**Exercise details:**
This exercise calls for every line of the data below with the string "incidencia" in it.
START Entries shown
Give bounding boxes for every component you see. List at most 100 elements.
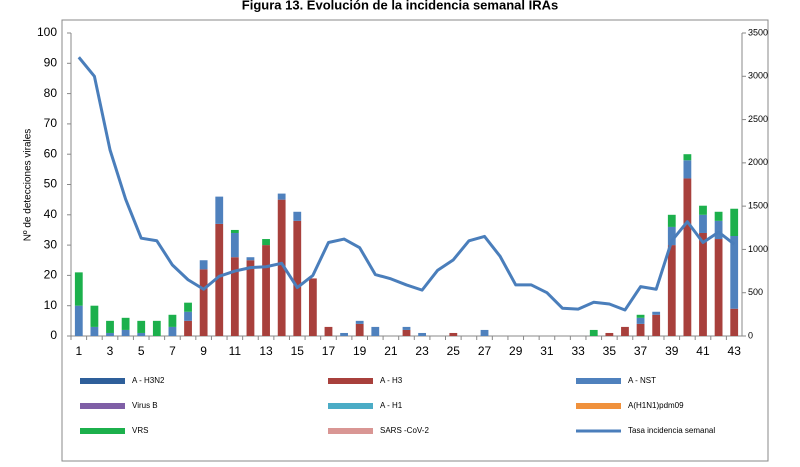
y2-tick-label: 3500 <box>748 27 768 37</box>
bar-segment <box>184 320 192 336</box>
legend-swatch <box>576 378 621 384</box>
bar-segment <box>293 220 302 336</box>
bar-segment <box>90 305 99 327</box>
x-tick-label: 29 <box>509 344 523 358</box>
y-axis-label: Nº de detecciones virales <box>23 129 34 242</box>
legend-label: Tasa incidencia semanal <box>628 426 715 435</box>
bar-segment <box>106 320 114 333</box>
x-tick-label: 3 <box>107 344 114 358</box>
bar-segment <box>449 332 458 336</box>
x-tick-label: 21 <box>384 344 398 358</box>
x-tick-label: 7 <box>169 344 176 358</box>
bar-segment <box>683 178 692 336</box>
x-tick-label: 17 <box>322 344 336 358</box>
y-tick-label: 10 <box>44 298 58 312</box>
bar-segment <box>246 257 255 261</box>
bar-segment <box>402 329 411 336</box>
legend-swatch <box>328 428 373 434</box>
bar-segment <box>199 269 208 336</box>
y-tick-label: 90 <box>44 55 58 69</box>
bar-segment <box>215 223 224 336</box>
x-tick-label: 13 <box>259 344 273 358</box>
bar-segment <box>714 220 723 240</box>
bar-segment <box>184 311 192 321</box>
y-tick-label: 50 <box>44 177 58 191</box>
y2-tick-label: 3000 <box>748 71 768 81</box>
bar-segment <box>667 245 676 336</box>
bar-segment <box>277 199 286 336</box>
bar-segment <box>262 239 270 246</box>
bar-segment <box>667 226 676 246</box>
bar-segment <box>480 329 489 336</box>
y-tick-label: 0 <box>50 328 57 342</box>
bar-segment <box>730 236 739 309</box>
bar-segment <box>74 305 83 336</box>
bar-segment <box>683 160 692 179</box>
x-tick-label: 43 <box>728 344 742 358</box>
x-tick-label: 27 <box>478 344 492 358</box>
legend-swatch <box>80 378 125 384</box>
bar-segment <box>106 332 114 336</box>
bar-segment <box>230 232 239 258</box>
y2-tick-label: 1500 <box>748 201 768 211</box>
bar-segment <box>714 239 723 336</box>
bar-segment <box>340 332 348 336</box>
legend-label: SARS -CoV-2 <box>380 426 429 435</box>
legend-swatch <box>328 403 373 409</box>
y2-tick-label: 2500 <box>748 114 768 124</box>
x-tick-label: 25 <box>447 344 461 358</box>
bar-segment <box>121 317 130 330</box>
bar-segment <box>714 211 723 221</box>
bar-segment <box>355 320 364 324</box>
bar-segment <box>121 329 130 336</box>
bar-segment <box>277 193 286 200</box>
bar-segment <box>621 326 629 336</box>
bar-segment <box>699 214 707 233</box>
y-tick-label: 80 <box>44 86 58 100</box>
legend-swatch <box>576 403 621 409</box>
chart-title: Figura 13. Evolución de la incidencia se… <box>242 0 558 12</box>
bar-segment <box>324 326 333 336</box>
bar-segment <box>418 332 427 336</box>
x-tick-label: 15 <box>291 344 305 358</box>
x-tick-label: 41 <box>696 344 710 358</box>
legend-label: A - H3N2 <box>132 376 165 385</box>
bar-segment <box>652 314 661 336</box>
legend-label: A(H1N1)pdm09 <box>628 401 684 410</box>
x-tick-label: 19 <box>353 344 367 358</box>
x-tick-label: 31 <box>540 344 554 358</box>
legend-swatch <box>80 403 125 409</box>
y2-tick-label: 0 <box>748 330 753 340</box>
legend-label: VRS <box>132 426 148 435</box>
bar-segment <box>605 332 614 336</box>
bar-segment <box>371 326 380 336</box>
y-tick-label: 30 <box>44 237 58 251</box>
bar-segment <box>168 326 177 336</box>
y-tick-label: 40 <box>44 207 58 221</box>
bar-segment <box>308 278 317 336</box>
bar-segment <box>699 205 707 215</box>
bar-segment <box>137 332 146 336</box>
bar-segment <box>402 326 411 330</box>
x-tick-label: 23 <box>415 344 429 358</box>
bar-segment <box>636 314 645 318</box>
bar-segment <box>90 326 99 336</box>
x-tick-label: 11 <box>229 344 242 358</box>
legend-label: A - H3 <box>380 376 403 385</box>
bar-segment <box>137 320 146 333</box>
bar-segment <box>262 245 270 336</box>
y-tick-label: 60 <box>44 146 58 160</box>
legend-swatch <box>328 378 373 384</box>
legend-label: Virus B <box>132 401 158 410</box>
bar-segment <box>199 260 208 270</box>
bar-segment <box>667 214 676 227</box>
bar-segment <box>215 196 224 224</box>
legend-label: A - NST <box>628 376 656 385</box>
bar-segment <box>730 308 739 336</box>
bar-segment <box>730 208 739 237</box>
bar-segment <box>184 302 192 312</box>
y-tick-label: 70 <box>44 116 58 130</box>
y-tick-label: 100 <box>37 25 57 39</box>
bar-segment <box>683 154 692 161</box>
END Entries shown
**Final answer:**
legend-label: Tasa incidencia semanal <box>628 426 715 435</box>
chart-title: Figura 13. Evolución de la incidencia se… <box>242 0 558 12</box>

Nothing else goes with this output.